GIVEN PROBLEM:
Transcribe each record exactly. Include every one.

TASK DATA:
-- Start --
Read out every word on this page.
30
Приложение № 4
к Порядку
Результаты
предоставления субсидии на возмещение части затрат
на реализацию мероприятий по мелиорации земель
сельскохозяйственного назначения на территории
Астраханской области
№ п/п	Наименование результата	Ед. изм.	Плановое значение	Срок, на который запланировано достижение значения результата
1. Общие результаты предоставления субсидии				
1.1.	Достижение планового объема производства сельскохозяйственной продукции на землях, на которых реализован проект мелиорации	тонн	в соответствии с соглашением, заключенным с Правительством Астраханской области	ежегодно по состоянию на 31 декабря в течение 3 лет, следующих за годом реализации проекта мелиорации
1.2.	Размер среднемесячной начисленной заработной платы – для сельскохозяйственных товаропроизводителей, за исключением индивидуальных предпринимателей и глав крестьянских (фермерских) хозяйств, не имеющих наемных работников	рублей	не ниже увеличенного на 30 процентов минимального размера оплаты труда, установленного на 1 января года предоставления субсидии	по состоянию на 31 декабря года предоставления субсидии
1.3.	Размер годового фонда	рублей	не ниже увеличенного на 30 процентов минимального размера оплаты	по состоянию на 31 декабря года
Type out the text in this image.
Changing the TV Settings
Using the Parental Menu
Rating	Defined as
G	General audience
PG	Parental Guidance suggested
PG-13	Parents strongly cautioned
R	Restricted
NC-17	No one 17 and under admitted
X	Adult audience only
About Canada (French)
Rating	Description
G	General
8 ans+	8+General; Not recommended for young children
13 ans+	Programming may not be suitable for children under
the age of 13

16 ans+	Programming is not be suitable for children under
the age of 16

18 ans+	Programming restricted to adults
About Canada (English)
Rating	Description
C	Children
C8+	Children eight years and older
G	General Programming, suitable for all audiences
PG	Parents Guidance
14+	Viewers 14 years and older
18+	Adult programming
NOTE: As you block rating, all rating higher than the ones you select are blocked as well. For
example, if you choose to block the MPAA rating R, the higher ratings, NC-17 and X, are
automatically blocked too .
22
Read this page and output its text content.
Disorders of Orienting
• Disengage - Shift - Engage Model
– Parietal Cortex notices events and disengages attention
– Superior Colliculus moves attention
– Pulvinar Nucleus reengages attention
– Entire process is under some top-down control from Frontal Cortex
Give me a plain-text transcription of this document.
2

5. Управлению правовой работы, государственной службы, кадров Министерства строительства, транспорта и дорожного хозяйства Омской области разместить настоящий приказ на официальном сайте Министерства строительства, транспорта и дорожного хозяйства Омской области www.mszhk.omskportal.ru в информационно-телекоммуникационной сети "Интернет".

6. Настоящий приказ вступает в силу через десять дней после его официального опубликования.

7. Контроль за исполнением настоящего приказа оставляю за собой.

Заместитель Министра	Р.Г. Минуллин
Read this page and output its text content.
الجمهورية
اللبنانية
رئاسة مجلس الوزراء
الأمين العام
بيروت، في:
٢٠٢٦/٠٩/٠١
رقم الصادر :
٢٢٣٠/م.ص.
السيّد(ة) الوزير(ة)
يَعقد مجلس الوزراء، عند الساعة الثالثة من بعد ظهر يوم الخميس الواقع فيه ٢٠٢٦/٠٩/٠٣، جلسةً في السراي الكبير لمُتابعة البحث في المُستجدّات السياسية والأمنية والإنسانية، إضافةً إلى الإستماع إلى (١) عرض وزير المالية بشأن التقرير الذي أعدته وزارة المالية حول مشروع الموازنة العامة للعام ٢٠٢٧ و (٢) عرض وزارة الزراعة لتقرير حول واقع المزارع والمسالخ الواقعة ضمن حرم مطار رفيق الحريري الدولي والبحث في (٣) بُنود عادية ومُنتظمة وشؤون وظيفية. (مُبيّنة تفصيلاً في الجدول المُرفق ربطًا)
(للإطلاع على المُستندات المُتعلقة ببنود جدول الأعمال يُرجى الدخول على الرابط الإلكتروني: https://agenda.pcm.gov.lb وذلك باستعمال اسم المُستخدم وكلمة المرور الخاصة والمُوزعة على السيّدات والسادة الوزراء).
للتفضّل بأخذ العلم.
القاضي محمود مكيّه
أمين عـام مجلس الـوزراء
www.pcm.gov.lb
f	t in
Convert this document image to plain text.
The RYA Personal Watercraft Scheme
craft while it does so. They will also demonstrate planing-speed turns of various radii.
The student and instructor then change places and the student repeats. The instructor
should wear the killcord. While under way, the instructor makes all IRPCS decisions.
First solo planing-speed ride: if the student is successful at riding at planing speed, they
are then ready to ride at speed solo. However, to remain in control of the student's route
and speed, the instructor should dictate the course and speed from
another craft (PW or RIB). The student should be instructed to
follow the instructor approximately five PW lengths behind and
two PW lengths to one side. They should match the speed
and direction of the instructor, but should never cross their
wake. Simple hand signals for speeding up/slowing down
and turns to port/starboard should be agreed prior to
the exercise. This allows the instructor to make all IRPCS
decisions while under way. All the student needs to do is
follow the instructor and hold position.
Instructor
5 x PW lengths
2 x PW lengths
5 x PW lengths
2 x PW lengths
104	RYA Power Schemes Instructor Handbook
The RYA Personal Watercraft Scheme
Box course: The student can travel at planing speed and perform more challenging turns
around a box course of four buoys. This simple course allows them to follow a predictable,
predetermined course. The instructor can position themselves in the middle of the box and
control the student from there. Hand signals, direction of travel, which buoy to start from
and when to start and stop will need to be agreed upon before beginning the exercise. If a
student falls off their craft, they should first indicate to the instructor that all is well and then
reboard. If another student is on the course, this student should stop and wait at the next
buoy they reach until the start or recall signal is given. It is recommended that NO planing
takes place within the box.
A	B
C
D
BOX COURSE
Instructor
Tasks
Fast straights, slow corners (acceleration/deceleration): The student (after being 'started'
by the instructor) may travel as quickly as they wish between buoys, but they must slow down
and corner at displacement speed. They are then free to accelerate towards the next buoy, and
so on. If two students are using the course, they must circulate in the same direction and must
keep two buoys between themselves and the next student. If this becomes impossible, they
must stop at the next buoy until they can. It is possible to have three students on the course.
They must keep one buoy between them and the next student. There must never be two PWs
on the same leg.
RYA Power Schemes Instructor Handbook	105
-- End --
WORKED ANSWER:
Read out every word on this page.
30
Приложение № 4
к Порядку
Результаты
предоставления субсидии на возмещение части затрат
на реализацию мероприятий по мелиорации земель
сельскохозяйственного назначения на территории
Астраханской области
№ п/п	Наименование результата	Ед. изм.	Плановое значение	Срок, на который запланировано достижение значения результата
1. Общие результаты предоставления субсидии				
1.1.	Достижение планового объема производства сельскохозяйственной продукции на землях, на которых реализован проект мелиорации	тонн	в соответствии с соглашением, заключенным с Правительством Астраханской области	ежегодно по состоянию на 31 декабря в течение 3 лет, следующих за годом реализации проекта мелиорации
1.2.	Размер среднемесячной начисленной заработной платы – для сельскохозяйственных товаропроизводителей, за исключением индивидуальных предпринимателей и глав крестьянских (фермерских) хозяйств, не имеющих наемных работников	рублей	не ниже увеличенного на 30 процентов минимального размера оплаты труда, установленного на 1 января года предоставления субсидии	по состоянию на 31 декабря года предоставления субсидии
1.3.	Размер годового фонда	рублей	не ниже увеличенного на 30 процентов минимального размера оплаты	по состоянию на 31 декабря года
Type out the text in this image.
Changing the TV Settings
Using the Parental Menu
Rating	Defined as
G	General audience
PG	Parental Guidance suggested
PG-13	Parents strongly cautioned
R	Restricted
NC-17	No one 17 and under admitted
X	Adult audience only
About Canada (French)
Rating	Description
G	General
8 ans+	8+General; Not recommended for young children
13 ans+	Programming may not be suitable for children under
the age of 13

16 ans+	Programming is not be suitable for children under
the age of 16

18 ans+	Programming restricted to adults
About Canada (English)
Rating	Description
C	Children
C8+	Children eight years and older
G	General Programming, suitable for all audiences
PG	Parents Guidance
14+	Viewers 14 years and older
18+	Adult programming
NOTE: As you block rating, all rating higher than the ones you select are blocked as well. For
example, if you choose to block the MPAA rating R, the higher ratings, NC-17 and X, are
automatically blocked too .
22
Read this page and output its text content.
Disorders of Orienting
• Disengage - Shift - Engage Model
– Parietal Cortex notices events and disengages attention
– Superior Colliculus moves attention
– Pulvinar Nucleus reengages attention
– Entire process is under some top-down control from Frontal Cortex
Give me a plain-text transcription of this document.
2

5. Управлению правовой работы, государственной службы, кадров Министерства строительства, транспорта и дорожного хозяйства Омской области разместить настоящий приказ на официальном сайте Министерства строительства, транспорта и дорожного хозяйства Омской области www.mszhk.omskportal.ru в информационно-телекоммуникационной сети "Интернет".

6. Настоящий приказ вступает в силу через десять дней после его официального опубликования.

7. Контроль за исполнением настоящего приказа оставляю за собой.

Заместитель Министра	Р.Г. Минуллин
Read this page and output its text content.
الجمهورية
اللبنانية
رئاسة مجلس الوزراء
الأمين العام
بيروت، في:
٢٠٢٦/٠٩/٠١
رقم الصادر :
٢٢٣٠/م.ص.
السيّد(ة) الوزير(ة)
يَعقد مجلس الوزراء، عند الساعة الثالثة من بعد ظهر يوم الخميس الواقع فيه ٢٠٢٦/٠٩/٠٣، جلسةً في السراي الكبير لمُتابعة البحث في المُستجدّات السياسية والأمنية والإنسانية، إضافةً إلى الإستماع إلى (١) عرض وزير المالية بشأن التقرير الذي أعدته وزارة المالية حول مشروع الموازنة العامة للعام ٢٠٢٧ و (٢) عرض وزارة الزراعة لتقرير حول واقع المزارع والمسالخ الواقعة ضمن حرم مطار رفيق الحريري الدولي والبحث في (٣) بُنود عادية ومُنتظمة وشؤون وظيفية. (مُبيّنة تفصيلاً في الجدول المُرفق ربطًا)
(للإطلاع على المُستندات المُتعلقة ببنود جدول الأعمال يُرجى الدخول على الرابط الإلكتروني: https://agenda.pcm.gov.lb وذلك باستعمال اسم المُستخدم وكلمة المرور الخاصة والمُوزعة على السيّدات والسادة الوزراء).
للتفضّل بأخذ العلم.
القاضي محمود مكيّه
أمين عـام مجلس الـوزراء
www.pcm.gov.lb
f	t in
Convert this document image to plain text.
The RYA Personal Watercraft Scheme
craft while it does so. They will also demonstrate planing-speed turns of various radii.
The student and instructor then change places and the student repeats. The instructor
should wear the killcord. While under way, the instructor makes all IRPCS decisions.
First solo planing-speed ride: if the student is successful at riding at planing speed, they
are then ready to ride at speed solo. However, to remain in control of the student's route
and speed, the instructor should dictate the course and speed from
another craft (PW or RIB). The student should be instructed to
follow the instructor approximately five PW lengths behind and
two PW lengths to one side. They should match the speed
and direction of the instructor, but should never cross their
wake. Simple hand signals for speeding up/slowing down
and turns to port/starboard should be agreed prior to
the exercise. This allows the instructor to make all IRPCS
decisions while under way. All the student needs to do is
follow the instructor and hold position.
Instructor
5 x PW lengths
2 x PW lengths
5 x PW lengths
2 x PW lengths
104	RYA Power Schemes Instructor Handbook
The RYA Personal Watercraft Scheme
Box course: The student can travel at planing speed and perform more challenging turns
around a box course of four buoys. This simple course allows them to follow a predictable,
predetermined course. The instructor can position themselves in the middle of the box and
control the student from there. Hand signals, direction of travel, which buoy to start from
and when to start and stop will need to be agreed upon before beginning the exercise. If a
student falls off their craft, they should first indicate to the instructor that all is well and then
reboard. If another student is on the course, this student should stop and wait at the next
buoy they reach until the start or recall signal is given. It is recommended that NO planing
takes place within the box.
A	B
C
D
BOX COURSE
Instructor
Tasks
Fast straights, slow corners (acceleration/deceleration): The student (after being 'started'
by the instructor) may travel as quickly as they wish between buoys, but they must slow down
and corner at displacement speed. They are then free to accelerate towards the next buoy, and
so on. If two students are using the course, they must circulate in the same direction and must
keep two buoys between themselves and the next student. If this becomes impossible, they
must stop at the next buoy until they can. It is possible to have three students on the course.
They must keep one buoy between them and the next student. There must never be two PWs
on the same leg.
RYA Power Schemes Instructor Handbook	105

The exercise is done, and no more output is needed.